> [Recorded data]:
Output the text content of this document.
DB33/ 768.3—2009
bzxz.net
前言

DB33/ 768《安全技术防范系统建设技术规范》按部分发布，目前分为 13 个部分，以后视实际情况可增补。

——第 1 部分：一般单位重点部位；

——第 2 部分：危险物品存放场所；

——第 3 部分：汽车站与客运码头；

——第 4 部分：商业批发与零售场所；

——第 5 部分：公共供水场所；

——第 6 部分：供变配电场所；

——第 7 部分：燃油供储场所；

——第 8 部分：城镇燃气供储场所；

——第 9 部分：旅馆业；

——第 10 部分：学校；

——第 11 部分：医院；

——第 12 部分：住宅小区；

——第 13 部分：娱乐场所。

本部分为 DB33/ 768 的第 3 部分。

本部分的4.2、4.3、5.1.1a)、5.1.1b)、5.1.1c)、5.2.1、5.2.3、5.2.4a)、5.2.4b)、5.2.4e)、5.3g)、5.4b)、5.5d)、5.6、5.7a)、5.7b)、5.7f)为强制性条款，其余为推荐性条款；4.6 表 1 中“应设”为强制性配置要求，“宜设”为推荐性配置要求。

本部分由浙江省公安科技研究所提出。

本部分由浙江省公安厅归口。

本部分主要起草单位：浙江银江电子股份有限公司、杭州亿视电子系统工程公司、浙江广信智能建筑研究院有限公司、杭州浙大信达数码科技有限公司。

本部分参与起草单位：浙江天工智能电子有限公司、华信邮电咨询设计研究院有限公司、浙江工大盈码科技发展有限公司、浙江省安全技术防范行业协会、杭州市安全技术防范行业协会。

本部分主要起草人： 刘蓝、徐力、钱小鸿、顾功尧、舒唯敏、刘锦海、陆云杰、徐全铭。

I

> [Aim]: Every line above should be written out again exactly as it stands.

> [The result]:
Output the text content of this document.
DB33/ 768.3—2009
bzxz.net
前言

DB33/ 768《安全技术防范系统建设技术规范》按部分发布，目前分为 13 个部分，以后视实际情况可增补。

——第 1 部分：一般单位重点部位；

——第 2 部分：危险物品存放场所；

——第 3 部分：汽车站与客运码头；

——第 4 部分：商业批发与零售场所；

——第 5 部分：公共供水场所；

——第 6 部分：供变配电场所；

——第 7 部分：燃油供储场所；

——第 8 部分：城镇燃气供储场所；

——第 9 部分：旅馆业；

——第 10 部分：学校；

——第 11 部分：医院；

——第 12 部分：住宅小区；

——第 13 部分：娱乐场所。

本部分为 DB33/ 768 的第 3 部分。

本部分的4.2、4.3、5.1.1a)、5.1.1b)、5.1.1c)、5.2.1、5.2.3、5.2.4a)、5.2.4b)、5.2.4e)、5.3g)、5.4b)、5.5d)、5.6、5.7a)、5.7b)、5.7f)为强制性条款，其余为推荐性条款；4.6 表 1 中“应设”为强制性配置要求，“宜设”为推荐性配置要求。

本部分由浙江省公安科技研究所提出。

本部分由浙江省公安厅归口。

本部分主要起草单位：浙江银江电子股份有限公司、杭州亿视电子系统工程公司、浙江广信智能建筑研究院有限公司、杭州浙大信达数码科技有限公司。

本部分参与起草单位：浙江天工智能电子有限公司、华信邮电咨询设计研究院有限公司、浙江工大盈码科技发展有限公司、浙江省安全技术防范行业协会、杭州市安全技术防范行业协会。

本部分主要起草人： 刘蓝、徐力、钱小鸿、顾功尧、舒唯敏、刘锦海、陆云杰、徐全铭。

I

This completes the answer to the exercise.